TASK DATA:
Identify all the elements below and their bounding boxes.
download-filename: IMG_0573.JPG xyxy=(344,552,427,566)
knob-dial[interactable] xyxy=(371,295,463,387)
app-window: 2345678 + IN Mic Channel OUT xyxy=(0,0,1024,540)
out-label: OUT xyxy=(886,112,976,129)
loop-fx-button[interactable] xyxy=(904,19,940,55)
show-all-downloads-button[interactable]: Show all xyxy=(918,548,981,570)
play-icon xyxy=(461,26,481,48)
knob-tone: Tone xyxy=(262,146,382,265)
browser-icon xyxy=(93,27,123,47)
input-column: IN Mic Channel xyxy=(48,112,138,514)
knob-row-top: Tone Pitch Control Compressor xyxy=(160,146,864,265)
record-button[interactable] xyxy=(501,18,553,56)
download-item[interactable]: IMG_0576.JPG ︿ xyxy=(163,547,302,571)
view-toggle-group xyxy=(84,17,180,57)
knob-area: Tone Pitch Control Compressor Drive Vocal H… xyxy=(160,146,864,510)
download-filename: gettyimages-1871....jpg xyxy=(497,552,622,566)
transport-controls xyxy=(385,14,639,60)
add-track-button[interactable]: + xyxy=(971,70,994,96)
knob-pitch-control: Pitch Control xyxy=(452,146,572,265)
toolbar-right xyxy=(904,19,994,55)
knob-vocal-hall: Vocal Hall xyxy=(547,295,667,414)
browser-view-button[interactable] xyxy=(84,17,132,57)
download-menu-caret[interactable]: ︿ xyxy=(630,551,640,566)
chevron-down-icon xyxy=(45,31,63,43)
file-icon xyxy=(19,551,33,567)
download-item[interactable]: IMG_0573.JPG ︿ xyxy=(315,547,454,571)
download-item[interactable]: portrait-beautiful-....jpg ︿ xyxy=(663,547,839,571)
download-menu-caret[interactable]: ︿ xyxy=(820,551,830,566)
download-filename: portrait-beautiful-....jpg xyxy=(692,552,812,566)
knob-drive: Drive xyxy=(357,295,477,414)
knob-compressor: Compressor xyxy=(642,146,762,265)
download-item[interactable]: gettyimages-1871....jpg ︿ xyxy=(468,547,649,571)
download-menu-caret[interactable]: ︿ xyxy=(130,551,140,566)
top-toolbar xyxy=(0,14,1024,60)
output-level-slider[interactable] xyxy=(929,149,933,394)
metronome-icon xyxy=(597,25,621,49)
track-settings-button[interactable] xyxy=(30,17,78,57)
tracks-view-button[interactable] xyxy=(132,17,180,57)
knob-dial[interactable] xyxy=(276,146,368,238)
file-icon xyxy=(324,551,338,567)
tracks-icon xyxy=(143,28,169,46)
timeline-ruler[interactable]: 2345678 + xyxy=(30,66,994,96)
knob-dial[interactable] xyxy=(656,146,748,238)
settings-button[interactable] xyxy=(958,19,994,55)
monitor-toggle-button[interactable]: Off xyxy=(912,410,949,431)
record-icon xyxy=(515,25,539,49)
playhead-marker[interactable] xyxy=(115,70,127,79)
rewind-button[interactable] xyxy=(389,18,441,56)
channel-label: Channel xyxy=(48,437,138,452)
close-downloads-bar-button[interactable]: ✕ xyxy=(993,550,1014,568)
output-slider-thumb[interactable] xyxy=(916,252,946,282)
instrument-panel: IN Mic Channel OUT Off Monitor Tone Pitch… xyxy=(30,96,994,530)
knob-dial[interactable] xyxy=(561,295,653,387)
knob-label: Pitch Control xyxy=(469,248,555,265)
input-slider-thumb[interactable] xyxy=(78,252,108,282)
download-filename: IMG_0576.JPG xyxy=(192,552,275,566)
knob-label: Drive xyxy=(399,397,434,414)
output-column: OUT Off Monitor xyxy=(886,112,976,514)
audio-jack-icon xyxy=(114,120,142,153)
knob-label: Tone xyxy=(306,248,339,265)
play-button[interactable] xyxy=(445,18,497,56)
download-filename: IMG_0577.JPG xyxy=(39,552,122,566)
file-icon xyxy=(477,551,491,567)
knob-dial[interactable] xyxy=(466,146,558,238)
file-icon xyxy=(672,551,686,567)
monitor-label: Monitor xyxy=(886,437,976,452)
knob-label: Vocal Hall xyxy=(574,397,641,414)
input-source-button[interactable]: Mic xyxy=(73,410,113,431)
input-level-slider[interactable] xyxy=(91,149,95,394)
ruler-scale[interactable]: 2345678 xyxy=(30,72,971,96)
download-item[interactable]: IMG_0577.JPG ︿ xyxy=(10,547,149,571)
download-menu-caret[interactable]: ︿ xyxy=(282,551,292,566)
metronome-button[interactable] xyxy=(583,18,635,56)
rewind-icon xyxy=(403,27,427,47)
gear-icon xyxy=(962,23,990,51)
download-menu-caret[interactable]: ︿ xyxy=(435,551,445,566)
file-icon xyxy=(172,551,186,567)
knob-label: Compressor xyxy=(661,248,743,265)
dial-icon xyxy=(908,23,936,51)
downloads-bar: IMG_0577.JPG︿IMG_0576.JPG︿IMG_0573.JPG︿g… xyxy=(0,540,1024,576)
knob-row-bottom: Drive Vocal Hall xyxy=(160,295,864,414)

EXERCISE PROMPT:
Rewrite the listing above, substituting "Line" for every "Mic" and leaving everything else untouched.

EXPECTED ANSWER:
Identify all the elements below and their bounding boxes.
download-filename: IMG_0573.JPG xyxy=(344,552,427,566)
knob-dial[interactable] xyxy=(371,295,463,387)
app-window: 2345678 + IN Line Channel OUT xyxy=(0,0,1024,540)
out-label: OUT xyxy=(886,112,976,129)
loop-fx-button[interactable] xyxy=(904,19,940,55)
show-all-downloads-button[interactable]: Show all xyxy=(918,548,981,570)
play-icon xyxy=(461,26,481,48)
knob-tone: Tone xyxy=(262,146,382,265)
browser-icon xyxy=(93,27,123,47)
input-column: IN Line Channel xyxy=(48,112,138,514)
knob-row-top: Tone Pitch Control Compressor xyxy=(160,146,864,265)
record-button[interactable] xyxy=(501,18,553,56)
download-item[interactable]: IMG_0576.JPG ︿ xyxy=(163,547,302,571)
view-toggle-group xyxy=(84,17,180,57)
knob-area: Tone Pitch Control Compressor Drive Vocal H… xyxy=(160,146,864,510)
download-filename: gettyimages-1871....jpg xyxy=(497,552,622,566)
transport-controls xyxy=(385,14,639,60)
add-track-button[interactable]: + xyxy=(971,70,994,96)
knob-pitch-control: Pitch Control xyxy=(452,146,572,265)
toolbar-right xyxy=(904,19,994,55)
knob-vocal-hall: Vocal Hall xyxy=(547,295,667,414)
browser-view-button[interactable] xyxy=(84,17,132,57)
download-menu-caret[interactable]: ︿ xyxy=(630,551,640,566)
chevron-down-icon xyxy=(45,31,63,43)
file-icon xyxy=(19,551,33,567)
download-item[interactable]: IMG_0573.JPG ︿ xyxy=(315,547,454,571)
download-item[interactable]: portrait-beautiful-....jpg ︿ xyxy=(663,547,839,571)
download-menu-caret[interactable]: ︿ xyxy=(820,551,830,566)
download-filename: portrait-beautiful-....jpg xyxy=(692,552,812,566)
knob-drive: Drive xyxy=(357,295,477,414)
knob-compressor: Compressor xyxy=(642,146,762,265)
download-item[interactable]: gettyimages-1871....jpg ︿ xyxy=(468,547,649,571)
download-menu-caret[interactable]: ︿ xyxy=(130,551,140,566)
top-toolbar xyxy=(0,14,1024,60)
output-level-slider[interactable] xyxy=(929,149,933,394)
metronome-icon xyxy=(597,25,621,49)
track-settings-button[interactable] xyxy=(30,17,78,57)
tracks-view-button[interactable] xyxy=(132,17,180,57)
knob-dial[interactable] xyxy=(276,146,368,238)
file-icon xyxy=(324,551,338,567)
tracks-icon xyxy=(143,28,169,46)
timeline-ruler[interactable]: 2345678 + xyxy=(30,66,994,96)
knob-dial[interactable] xyxy=(656,146,748,238)
settings-button[interactable] xyxy=(958,19,994,55)
monitor-toggle-button[interactable]: Off xyxy=(912,410,949,431)
record-icon xyxy=(515,25,539,49)
playhead-marker[interactable] xyxy=(115,70,127,79)
rewind-button[interactable] xyxy=(389,18,441,56)
channel-label: Channel xyxy=(48,437,138,452)
close-downloads-bar-button[interactable]: ✕ xyxy=(993,550,1014,568)
output-slider-thumb[interactable] xyxy=(916,252,946,282)
instrument-panel: IN Line Channel OUT Off Monitor Tone Pitch… xyxy=(30,96,994,530)
knob-dial[interactable] xyxy=(561,295,653,387)
knob-label: Pitch Control xyxy=(469,248,555,265)
input-slider-thumb[interactable] xyxy=(78,252,108,282)
download-filename: IMG_0576.JPG xyxy=(192,552,275,566)
knob-label: Drive xyxy=(399,397,434,414)
output-column: OUT Off Monitor xyxy=(886,112,976,514)
audio-jack-icon xyxy=(114,120,142,153)
knob-label: Tone xyxy=(306,248,339,265)
play-button[interactable] xyxy=(445,18,497,56)
download-filename: IMG_0577.JPG xyxy=(39,552,122,566)
file-icon xyxy=(477,551,491,567)
knob-dial[interactable] xyxy=(466,146,558,238)
file-icon xyxy=(672,551,686,567)
monitor-label: Monitor xyxy=(886,437,976,452)
knob-label: Vocal Hall xyxy=(574,397,641,414)
input-source-button[interactable]: Line xyxy=(73,410,113,431)
input-level-slider[interactable] xyxy=(91,149,95,394)
ruler-scale[interactable]: 2345678 xyxy=(30,72,971,96)
download-item[interactable]: IMG_0577.JPG ︿ xyxy=(10,547,149,571)
download-menu-caret[interactable]: ︿ xyxy=(282,551,292,566)
metronome-button[interactable] xyxy=(583,18,635,56)
rewind-icon xyxy=(403,27,427,47)
gear-icon xyxy=(962,23,990,51)
download-menu-caret[interactable]: ︿ xyxy=(435,551,445,566)
file-icon xyxy=(172,551,186,567)
knob-label: Compressor xyxy=(661,248,743,265)
dial-icon xyxy=(908,23,936,51)
downloads-bar: IMG_0577.JPG︿IMG_0576.JPG︿IMG_0573.JPG︿g… xyxy=(0,540,1024,576)
knob-row-bottom: Drive Vocal Hall xyxy=(160,295,864,414)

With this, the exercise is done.